# Short problem
Where the word "Miſſethat" occurs in a line, return that line.

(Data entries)

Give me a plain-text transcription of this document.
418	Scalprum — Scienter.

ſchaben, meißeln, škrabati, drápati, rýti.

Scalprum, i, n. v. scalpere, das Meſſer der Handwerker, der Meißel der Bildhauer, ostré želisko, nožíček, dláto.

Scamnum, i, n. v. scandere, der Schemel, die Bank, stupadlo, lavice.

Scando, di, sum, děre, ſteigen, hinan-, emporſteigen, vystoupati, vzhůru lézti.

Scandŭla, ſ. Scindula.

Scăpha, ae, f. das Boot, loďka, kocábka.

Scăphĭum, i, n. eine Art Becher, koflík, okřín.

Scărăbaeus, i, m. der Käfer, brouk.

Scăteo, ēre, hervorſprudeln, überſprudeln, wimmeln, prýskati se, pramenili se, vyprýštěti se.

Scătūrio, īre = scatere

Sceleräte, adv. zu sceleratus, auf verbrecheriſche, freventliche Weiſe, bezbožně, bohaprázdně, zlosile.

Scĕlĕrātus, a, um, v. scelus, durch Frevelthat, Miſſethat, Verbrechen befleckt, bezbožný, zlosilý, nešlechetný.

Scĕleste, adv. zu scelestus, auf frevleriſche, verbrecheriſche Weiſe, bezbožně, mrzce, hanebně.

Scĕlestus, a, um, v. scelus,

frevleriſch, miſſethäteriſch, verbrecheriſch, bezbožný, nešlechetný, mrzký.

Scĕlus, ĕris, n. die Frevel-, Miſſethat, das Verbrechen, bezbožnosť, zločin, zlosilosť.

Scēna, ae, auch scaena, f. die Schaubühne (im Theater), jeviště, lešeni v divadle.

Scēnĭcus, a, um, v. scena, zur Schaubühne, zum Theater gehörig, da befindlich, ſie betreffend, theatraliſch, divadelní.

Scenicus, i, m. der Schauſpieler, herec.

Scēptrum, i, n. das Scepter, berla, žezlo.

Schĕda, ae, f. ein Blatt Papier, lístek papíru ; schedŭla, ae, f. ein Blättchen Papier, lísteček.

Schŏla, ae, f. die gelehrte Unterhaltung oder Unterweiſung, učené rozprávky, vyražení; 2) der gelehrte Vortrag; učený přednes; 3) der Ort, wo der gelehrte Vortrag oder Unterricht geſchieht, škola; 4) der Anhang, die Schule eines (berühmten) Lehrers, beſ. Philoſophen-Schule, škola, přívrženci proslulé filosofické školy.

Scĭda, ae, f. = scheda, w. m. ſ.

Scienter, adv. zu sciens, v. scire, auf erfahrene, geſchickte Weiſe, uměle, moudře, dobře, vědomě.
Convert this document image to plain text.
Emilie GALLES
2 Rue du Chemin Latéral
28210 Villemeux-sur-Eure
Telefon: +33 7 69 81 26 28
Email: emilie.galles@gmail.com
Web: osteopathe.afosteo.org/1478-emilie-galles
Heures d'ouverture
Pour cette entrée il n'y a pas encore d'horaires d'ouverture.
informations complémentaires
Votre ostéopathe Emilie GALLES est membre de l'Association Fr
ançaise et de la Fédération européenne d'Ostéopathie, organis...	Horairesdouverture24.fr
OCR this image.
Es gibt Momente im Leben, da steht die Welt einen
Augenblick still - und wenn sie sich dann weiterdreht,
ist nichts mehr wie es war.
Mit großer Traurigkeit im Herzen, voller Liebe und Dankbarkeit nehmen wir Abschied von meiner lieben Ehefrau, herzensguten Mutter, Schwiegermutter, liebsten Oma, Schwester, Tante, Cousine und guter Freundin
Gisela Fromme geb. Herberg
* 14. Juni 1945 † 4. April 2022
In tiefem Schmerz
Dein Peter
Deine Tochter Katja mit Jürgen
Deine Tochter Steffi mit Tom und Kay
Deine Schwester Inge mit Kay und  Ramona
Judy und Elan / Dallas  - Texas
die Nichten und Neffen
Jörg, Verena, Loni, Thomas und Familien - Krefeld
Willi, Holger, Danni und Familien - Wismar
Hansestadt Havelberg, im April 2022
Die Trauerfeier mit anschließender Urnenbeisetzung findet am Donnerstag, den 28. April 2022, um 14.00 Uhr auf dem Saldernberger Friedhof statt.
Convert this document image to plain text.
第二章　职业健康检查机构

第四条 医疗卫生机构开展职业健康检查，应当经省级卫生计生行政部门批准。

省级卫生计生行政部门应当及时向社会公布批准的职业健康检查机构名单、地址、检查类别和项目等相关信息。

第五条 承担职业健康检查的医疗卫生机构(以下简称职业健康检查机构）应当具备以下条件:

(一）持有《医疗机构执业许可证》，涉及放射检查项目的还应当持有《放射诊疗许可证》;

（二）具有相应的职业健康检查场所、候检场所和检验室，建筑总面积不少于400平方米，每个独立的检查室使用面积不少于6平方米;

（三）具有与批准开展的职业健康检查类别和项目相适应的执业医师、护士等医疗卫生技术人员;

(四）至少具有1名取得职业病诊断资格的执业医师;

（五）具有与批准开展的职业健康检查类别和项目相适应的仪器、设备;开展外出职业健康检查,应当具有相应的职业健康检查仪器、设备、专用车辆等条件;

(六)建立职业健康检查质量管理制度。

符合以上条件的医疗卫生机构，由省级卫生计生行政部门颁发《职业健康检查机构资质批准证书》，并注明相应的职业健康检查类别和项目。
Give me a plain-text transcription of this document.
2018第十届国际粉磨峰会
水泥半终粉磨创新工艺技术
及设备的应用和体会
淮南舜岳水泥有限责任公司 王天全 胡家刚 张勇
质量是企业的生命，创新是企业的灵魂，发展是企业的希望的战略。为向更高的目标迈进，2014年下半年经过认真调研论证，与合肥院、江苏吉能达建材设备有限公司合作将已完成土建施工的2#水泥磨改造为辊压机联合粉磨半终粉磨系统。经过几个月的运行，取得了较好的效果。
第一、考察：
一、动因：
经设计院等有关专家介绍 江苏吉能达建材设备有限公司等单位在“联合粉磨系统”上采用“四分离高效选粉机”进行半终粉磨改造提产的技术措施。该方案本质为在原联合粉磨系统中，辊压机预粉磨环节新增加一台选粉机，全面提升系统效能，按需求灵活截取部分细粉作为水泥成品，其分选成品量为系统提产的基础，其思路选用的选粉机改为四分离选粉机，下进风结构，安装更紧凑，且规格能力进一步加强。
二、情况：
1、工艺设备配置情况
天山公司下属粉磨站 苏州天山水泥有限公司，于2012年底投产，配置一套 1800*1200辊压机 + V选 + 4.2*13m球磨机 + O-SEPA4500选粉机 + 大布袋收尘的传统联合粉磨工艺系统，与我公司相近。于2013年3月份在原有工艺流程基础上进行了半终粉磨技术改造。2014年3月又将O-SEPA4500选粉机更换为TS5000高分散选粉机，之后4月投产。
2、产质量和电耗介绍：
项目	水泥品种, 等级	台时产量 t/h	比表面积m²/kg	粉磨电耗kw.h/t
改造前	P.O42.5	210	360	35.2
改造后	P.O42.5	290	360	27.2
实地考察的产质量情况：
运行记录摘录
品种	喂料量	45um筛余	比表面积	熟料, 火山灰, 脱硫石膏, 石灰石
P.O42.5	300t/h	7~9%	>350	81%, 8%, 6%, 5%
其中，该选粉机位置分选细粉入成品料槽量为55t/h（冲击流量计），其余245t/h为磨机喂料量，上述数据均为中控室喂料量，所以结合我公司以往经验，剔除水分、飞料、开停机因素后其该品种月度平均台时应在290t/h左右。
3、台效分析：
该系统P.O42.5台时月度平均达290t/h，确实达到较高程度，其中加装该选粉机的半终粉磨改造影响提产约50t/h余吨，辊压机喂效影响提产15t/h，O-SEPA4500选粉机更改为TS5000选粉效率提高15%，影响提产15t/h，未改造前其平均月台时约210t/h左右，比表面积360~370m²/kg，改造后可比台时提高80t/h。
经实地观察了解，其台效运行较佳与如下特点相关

# Task result
Scĕlĕrātus, a, um, v. scelus, durch Frevelthat, Miſſethat, Verbrechen befleckt, bezbožný, zlosilý, nešlechetný.
Scĕlus, ĕris, n. die Frevel-, Miſſethat, das Verbrechen, bezbožnosť, zločin, zlosilosť.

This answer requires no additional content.